Copy out the material below with every "forecast-marker-dot" swapped for "forecast-point", leaving everything else untouched.

## Begin MATERIAL SHOWN

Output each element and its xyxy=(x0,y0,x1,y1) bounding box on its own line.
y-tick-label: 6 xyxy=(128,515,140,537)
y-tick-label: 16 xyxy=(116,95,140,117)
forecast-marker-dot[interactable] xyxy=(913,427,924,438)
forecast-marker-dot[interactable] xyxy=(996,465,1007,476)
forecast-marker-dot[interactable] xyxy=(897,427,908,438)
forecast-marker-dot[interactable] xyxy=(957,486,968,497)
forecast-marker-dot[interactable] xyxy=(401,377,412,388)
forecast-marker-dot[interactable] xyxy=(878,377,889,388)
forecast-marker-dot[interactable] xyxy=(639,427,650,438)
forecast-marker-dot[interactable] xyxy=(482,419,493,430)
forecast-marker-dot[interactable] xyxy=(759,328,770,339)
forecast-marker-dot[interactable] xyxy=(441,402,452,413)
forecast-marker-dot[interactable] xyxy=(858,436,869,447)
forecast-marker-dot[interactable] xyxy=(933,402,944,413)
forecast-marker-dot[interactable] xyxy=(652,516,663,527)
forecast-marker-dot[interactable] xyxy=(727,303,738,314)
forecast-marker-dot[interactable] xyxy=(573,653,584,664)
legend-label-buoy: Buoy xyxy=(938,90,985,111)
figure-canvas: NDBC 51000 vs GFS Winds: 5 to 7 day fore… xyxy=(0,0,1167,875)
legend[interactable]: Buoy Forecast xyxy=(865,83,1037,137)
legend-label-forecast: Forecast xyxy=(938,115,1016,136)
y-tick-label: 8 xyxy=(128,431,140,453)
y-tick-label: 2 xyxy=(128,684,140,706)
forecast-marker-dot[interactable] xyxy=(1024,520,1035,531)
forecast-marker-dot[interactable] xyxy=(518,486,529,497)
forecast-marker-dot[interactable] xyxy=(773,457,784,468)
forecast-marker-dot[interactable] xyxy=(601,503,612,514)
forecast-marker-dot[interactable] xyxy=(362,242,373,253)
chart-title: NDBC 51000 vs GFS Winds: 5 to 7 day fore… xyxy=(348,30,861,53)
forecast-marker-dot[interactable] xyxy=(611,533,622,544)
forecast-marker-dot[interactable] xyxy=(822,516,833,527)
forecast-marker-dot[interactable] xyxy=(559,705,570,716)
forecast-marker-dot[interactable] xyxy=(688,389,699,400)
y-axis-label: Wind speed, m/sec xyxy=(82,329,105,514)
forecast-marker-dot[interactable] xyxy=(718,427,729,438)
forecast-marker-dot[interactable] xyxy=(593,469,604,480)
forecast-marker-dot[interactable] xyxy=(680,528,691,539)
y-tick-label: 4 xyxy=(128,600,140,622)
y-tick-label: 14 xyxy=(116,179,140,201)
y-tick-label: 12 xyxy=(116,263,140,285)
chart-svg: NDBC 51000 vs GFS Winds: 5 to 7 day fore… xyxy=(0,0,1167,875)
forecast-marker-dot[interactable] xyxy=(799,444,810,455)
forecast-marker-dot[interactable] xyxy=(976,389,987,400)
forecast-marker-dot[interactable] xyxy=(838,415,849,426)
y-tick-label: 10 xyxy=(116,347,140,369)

## End MATERIAL SHOWN

REPLY
Output each element and its xyxy=(x0,y0,x1,y1) bounding box on its own line.
y-tick-label: 6 xyxy=(128,515,140,537)
y-tick-label: 16 xyxy=(116,95,140,117)
forecast-point[interactable] xyxy=(913,427,924,438)
forecast-point[interactable] xyxy=(996,465,1007,476)
forecast-point[interactable] xyxy=(897,427,908,438)
forecast-point[interactable] xyxy=(957,486,968,497)
forecast-point[interactable] xyxy=(401,377,412,388)
forecast-point[interactable] xyxy=(878,377,889,388)
forecast-point[interactable] xyxy=(639,427,650,438)
forecast-point[interactable] xyxy=(482,419,493,430)
forecast-point[interactable] xyxy=(759,328,770,339)
forecast-point[interactable] xyxy=(441,402,452,413)
forecast-point[interactable] xyxy=(858,436,869,447)
forecast-point[interactable] xyxy=(933,402,944,413)
forecast-point[interactable] xyxy=(652,516,663,527)
forecast-point[interactable] xyxy=(727,303,738,314)
forecast-point[interactable] xyxy=(573,653,584,664)
legend-label-buoy: Buoy xyxy=(938,90,985,111)
figure-canvas: NDBC 51000 vs GFS Winds: 5 to 7 day fore… xyxy=(0,0,1167,875)
legend[interactable]: Buoy Forecast xyxy=(865,83,1037,137)
legend-label-forecast: Forecast xyxy=(938,115,1016,136)
y-tick-label: 8 xyxy=(128,431,140,453)
y-tick-label: 2 xyxy=(128,684,140,706)
forecast-point[interactable] xyxy=(1024,520,1035,531)
forecast-point[interactable] xyxy=(518,486,529,497)
forecast-point[interactable] xyxy=(773,457,784,468)
forecast-point[interactable] xyxy=(601,503,612,514)
forecast-point[interactable] xyxy=(362,242,373,253)
chart-title: NDBC 51000 vs GFS Winds: 5 to 7 day fore… xyxy=(348,30,861,53)
forecast-point[interactable] xyxy=(611,533,622,544)
forecast-point[interactable] xyxy=(822,516,833,527)
forecast-point[interactable] xyxy=(559,705,570,716)
forecast-point[interactable] xyxy=(688,389,699,400)
y-axis-label: Wind speed, m/sec xyxy=(82,329,105,514)
forecast-point[interactable] xyxy=(718,427,729,438)
forecast-point[interactable] xyxy=(593,469,604,480)
forecast-point[interactable] xyxy=(680,528,691,539)
y-tick-label: 4 xyxy=(128,600,140,622)
y-tick-label: 14 xyxy=(116,179,140,201)
y-tick-label: 12 xyxy=(116,263,140,285)
chart-svg: NDBC 51000 vs GFS Winds: 5 to 7 day fore… xyxy=(0,0,1167,875)
forecast-point[interactable] xyxy=(799,444,810,455)
forecast-point[interactable] xyxy=(976,389,987,400)
forecast-point[interactable] xyxy=(838,415,849,426)
y-tick-label: 10 xyxy=(116,347,140,369)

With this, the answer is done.